(Stored entries)
— BEGIN —

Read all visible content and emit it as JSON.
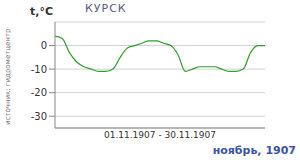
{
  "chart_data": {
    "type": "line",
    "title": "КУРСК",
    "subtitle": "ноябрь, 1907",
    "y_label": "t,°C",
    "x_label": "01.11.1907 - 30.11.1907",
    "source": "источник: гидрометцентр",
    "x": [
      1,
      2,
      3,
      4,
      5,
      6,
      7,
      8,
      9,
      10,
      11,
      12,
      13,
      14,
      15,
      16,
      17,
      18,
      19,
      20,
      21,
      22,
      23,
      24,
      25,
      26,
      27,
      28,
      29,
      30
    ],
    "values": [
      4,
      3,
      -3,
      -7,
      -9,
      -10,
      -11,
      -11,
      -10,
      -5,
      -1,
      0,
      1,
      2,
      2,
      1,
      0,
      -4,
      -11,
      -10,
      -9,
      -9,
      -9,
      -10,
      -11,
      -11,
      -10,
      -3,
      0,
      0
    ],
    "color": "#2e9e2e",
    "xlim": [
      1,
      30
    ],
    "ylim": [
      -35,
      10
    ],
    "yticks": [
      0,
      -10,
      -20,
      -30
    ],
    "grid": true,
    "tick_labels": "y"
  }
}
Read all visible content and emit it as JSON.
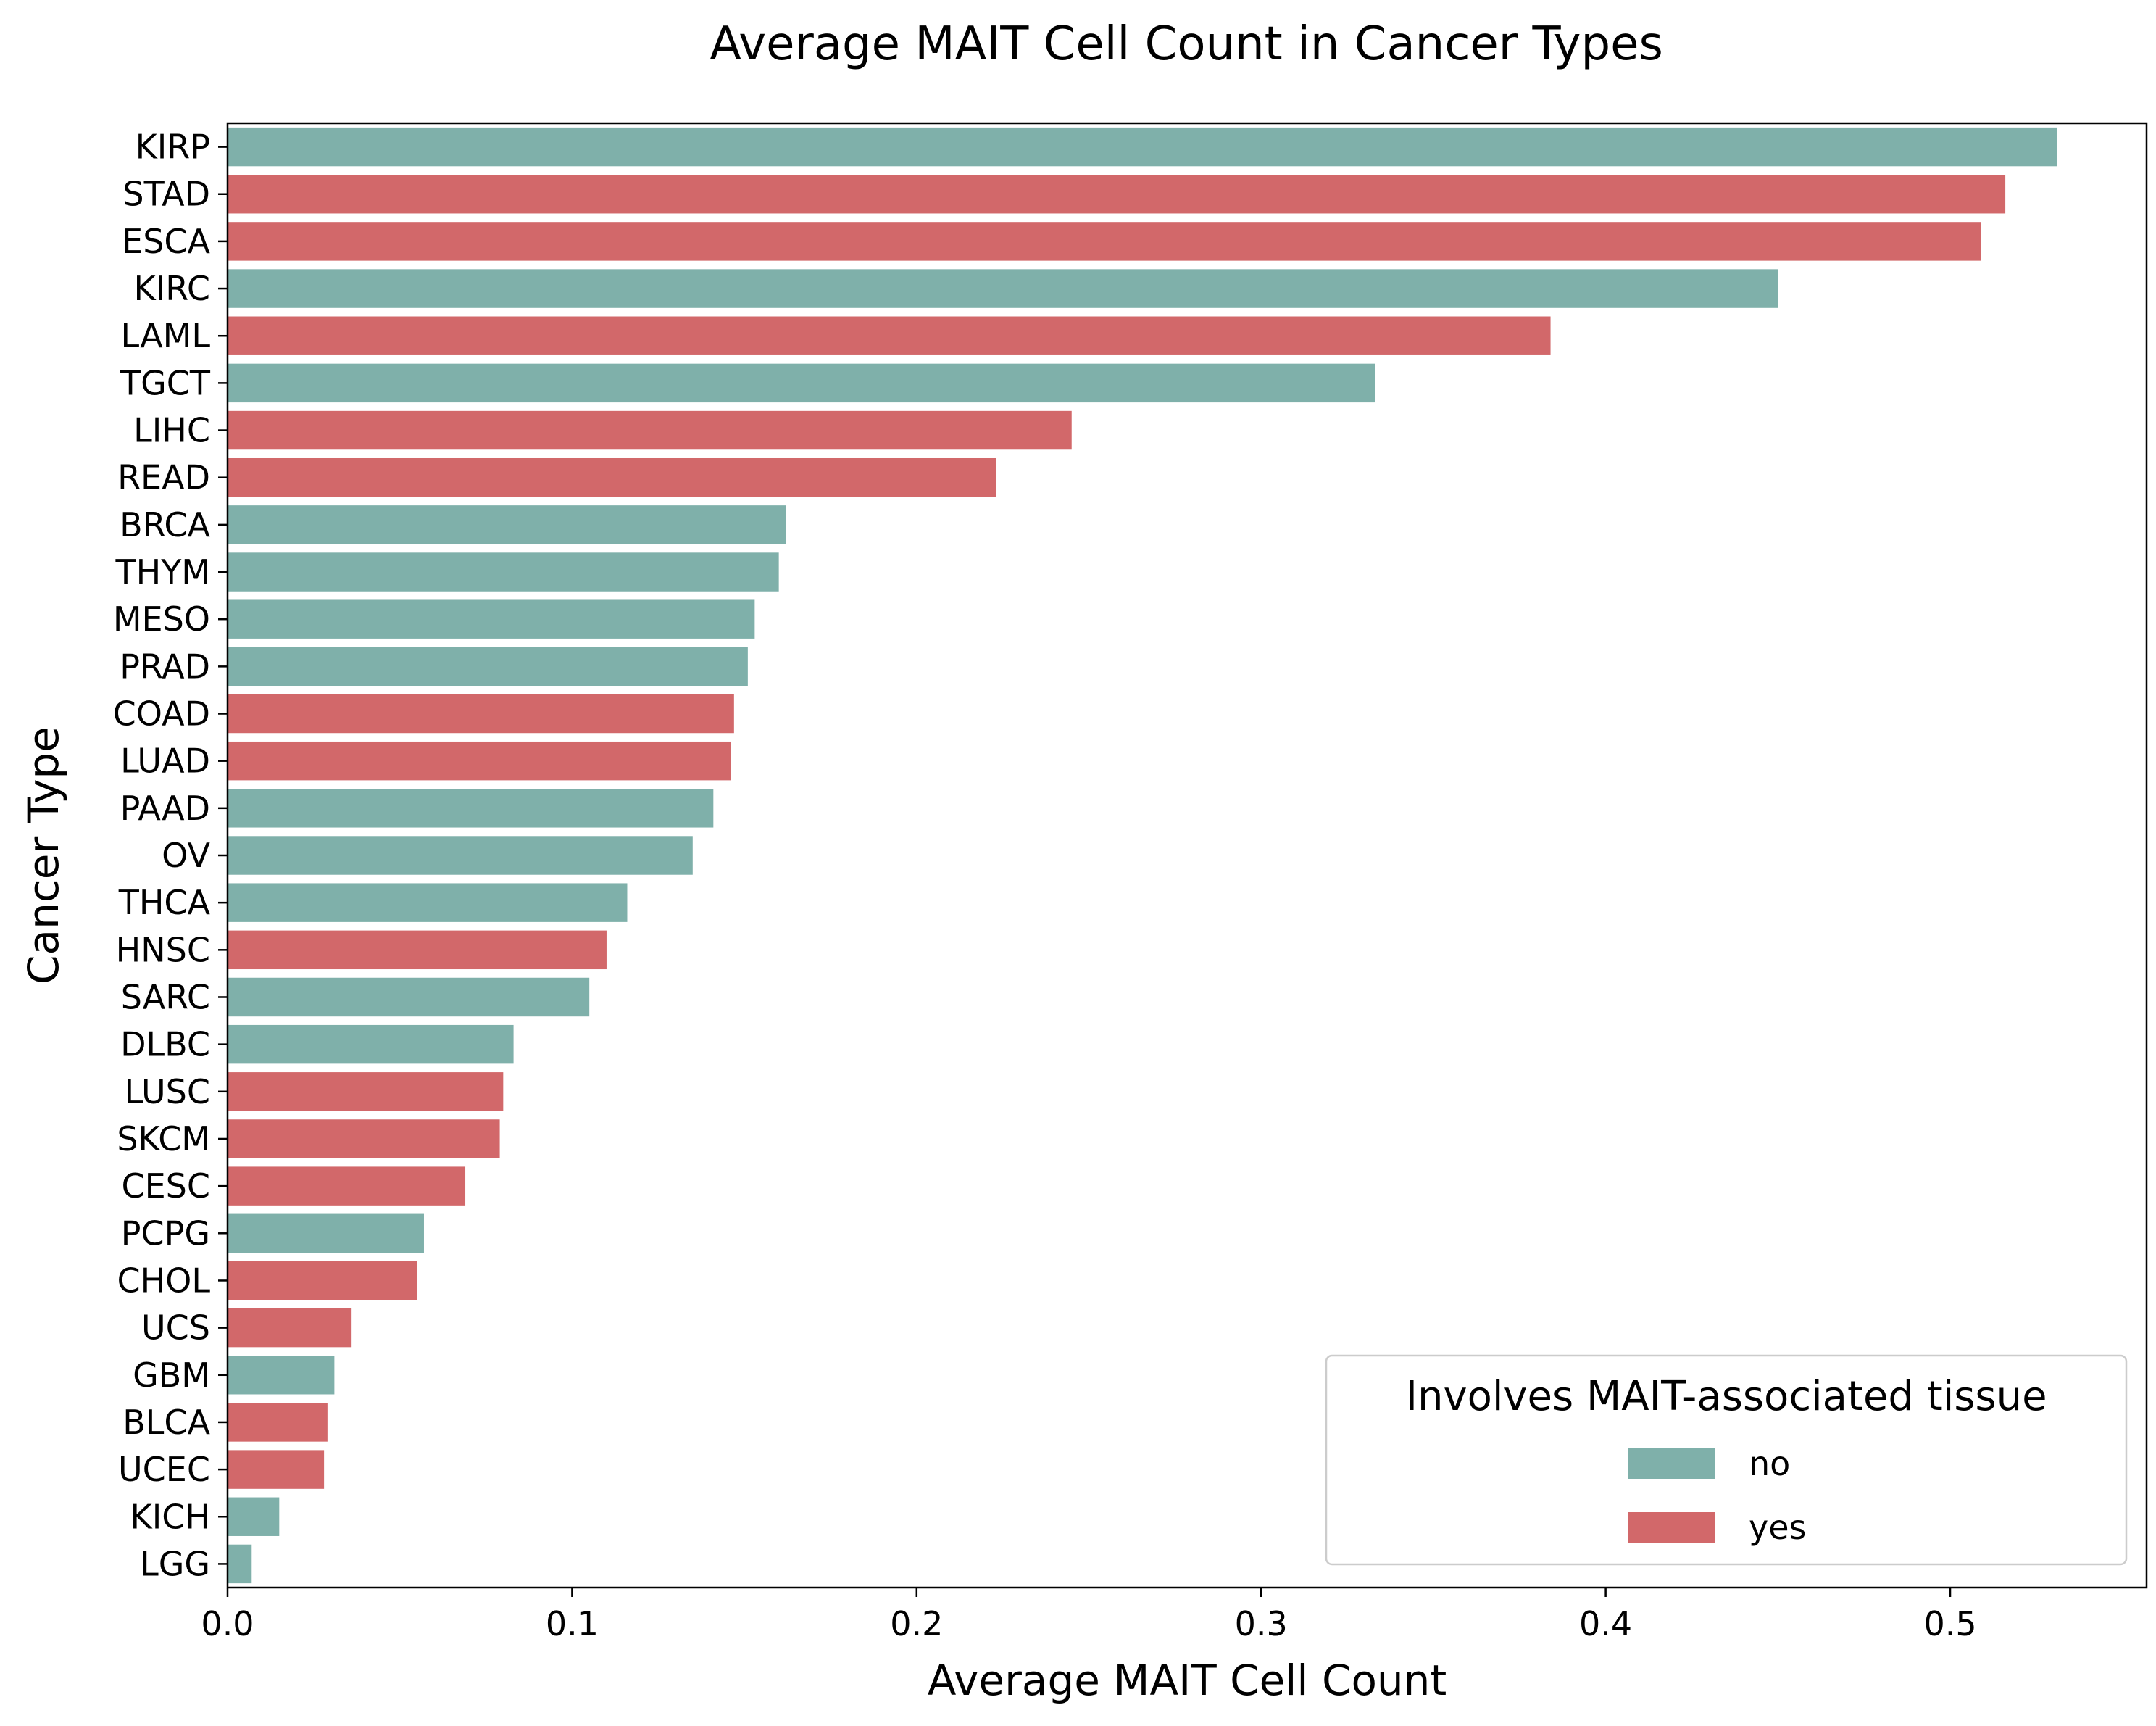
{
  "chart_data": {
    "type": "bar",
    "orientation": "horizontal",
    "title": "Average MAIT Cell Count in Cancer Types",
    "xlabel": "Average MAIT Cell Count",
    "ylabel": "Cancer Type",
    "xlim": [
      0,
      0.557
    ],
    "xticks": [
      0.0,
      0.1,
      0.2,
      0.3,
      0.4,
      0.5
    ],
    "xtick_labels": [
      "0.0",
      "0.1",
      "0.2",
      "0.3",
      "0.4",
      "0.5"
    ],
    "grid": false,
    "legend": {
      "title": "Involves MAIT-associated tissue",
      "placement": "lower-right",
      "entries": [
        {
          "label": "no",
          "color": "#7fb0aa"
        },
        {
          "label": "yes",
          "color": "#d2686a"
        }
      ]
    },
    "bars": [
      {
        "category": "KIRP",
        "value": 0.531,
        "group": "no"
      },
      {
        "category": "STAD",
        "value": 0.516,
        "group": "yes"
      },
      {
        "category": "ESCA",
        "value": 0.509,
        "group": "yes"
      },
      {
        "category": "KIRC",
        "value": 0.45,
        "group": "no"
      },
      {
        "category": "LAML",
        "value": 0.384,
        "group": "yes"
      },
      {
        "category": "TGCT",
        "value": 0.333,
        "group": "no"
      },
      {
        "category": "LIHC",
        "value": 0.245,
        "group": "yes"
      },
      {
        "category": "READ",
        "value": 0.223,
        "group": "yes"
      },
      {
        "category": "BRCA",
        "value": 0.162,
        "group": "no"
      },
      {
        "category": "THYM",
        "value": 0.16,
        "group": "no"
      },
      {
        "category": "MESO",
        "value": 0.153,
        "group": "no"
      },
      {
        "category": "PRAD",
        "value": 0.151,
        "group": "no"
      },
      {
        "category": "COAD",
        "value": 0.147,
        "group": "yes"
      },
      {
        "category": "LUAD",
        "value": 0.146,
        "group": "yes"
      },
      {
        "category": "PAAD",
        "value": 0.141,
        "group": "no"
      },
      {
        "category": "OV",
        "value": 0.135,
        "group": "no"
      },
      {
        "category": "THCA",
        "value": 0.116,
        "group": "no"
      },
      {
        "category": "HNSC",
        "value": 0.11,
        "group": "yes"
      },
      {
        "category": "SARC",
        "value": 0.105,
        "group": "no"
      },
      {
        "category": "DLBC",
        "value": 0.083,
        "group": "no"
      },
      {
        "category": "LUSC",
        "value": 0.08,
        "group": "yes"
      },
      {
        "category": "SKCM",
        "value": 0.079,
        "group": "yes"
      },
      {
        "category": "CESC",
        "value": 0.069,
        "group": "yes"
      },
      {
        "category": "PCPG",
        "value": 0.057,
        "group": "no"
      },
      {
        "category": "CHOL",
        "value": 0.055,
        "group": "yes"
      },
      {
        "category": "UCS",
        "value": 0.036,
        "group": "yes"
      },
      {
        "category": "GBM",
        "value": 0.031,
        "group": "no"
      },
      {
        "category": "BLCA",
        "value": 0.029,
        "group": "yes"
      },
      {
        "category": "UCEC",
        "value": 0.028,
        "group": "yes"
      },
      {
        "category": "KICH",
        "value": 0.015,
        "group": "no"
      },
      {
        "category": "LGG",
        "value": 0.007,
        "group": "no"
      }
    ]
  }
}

— END —
— BEGIN —

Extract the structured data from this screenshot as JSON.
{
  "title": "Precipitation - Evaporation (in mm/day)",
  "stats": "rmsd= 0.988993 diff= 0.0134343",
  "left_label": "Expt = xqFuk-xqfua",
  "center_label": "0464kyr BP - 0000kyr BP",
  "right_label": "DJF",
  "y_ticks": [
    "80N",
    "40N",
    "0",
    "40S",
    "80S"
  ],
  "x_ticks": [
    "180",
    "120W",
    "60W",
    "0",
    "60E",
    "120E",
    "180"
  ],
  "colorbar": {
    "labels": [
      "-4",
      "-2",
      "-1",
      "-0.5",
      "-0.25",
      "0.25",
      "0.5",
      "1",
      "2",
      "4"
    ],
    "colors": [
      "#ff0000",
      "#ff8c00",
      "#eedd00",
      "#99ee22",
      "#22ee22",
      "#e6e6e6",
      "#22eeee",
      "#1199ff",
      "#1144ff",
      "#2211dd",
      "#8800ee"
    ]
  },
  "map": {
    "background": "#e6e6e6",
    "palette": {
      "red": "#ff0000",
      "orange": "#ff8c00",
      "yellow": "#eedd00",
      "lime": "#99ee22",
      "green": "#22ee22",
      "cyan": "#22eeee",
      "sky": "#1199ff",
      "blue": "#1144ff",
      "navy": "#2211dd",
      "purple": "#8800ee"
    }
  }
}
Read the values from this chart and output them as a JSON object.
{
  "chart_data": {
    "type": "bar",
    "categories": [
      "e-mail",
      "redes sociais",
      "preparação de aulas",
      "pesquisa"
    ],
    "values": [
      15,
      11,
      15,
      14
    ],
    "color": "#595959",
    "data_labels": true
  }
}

— END —

**TASK OBJECTIVE:** Go through the preceding material and copy each line that has the word "MAIT".

**RESPONSE FOR THIS EXERCISE:**
    "title": "Average MAIT Cell Count in Cancer Types",
    "xlabel": "Average MAIT Cell Count",
      "title": "Involves MAIT-associated tissue",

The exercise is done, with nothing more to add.